Data:
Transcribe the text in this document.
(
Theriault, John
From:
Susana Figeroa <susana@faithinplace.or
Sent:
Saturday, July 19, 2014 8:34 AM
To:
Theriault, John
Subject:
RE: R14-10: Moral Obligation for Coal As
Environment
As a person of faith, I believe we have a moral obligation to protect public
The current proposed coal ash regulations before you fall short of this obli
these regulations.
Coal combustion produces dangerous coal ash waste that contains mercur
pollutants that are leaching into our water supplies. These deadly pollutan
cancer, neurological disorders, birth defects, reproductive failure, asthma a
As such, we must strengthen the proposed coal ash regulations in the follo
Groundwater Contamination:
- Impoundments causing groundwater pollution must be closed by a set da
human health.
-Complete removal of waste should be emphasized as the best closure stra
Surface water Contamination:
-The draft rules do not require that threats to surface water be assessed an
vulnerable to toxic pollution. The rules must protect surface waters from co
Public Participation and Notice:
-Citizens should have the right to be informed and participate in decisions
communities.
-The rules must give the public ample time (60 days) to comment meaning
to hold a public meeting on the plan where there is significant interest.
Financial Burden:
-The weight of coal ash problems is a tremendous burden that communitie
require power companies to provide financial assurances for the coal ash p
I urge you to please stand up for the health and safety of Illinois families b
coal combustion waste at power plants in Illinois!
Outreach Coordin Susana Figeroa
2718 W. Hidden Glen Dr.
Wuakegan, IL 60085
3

Task to complete: Identify the lines that hold the word "this". Copy every one of them.

Task response:
Transcribe the text in this document.
The current proposed coal ash regulations before you fall short of this obli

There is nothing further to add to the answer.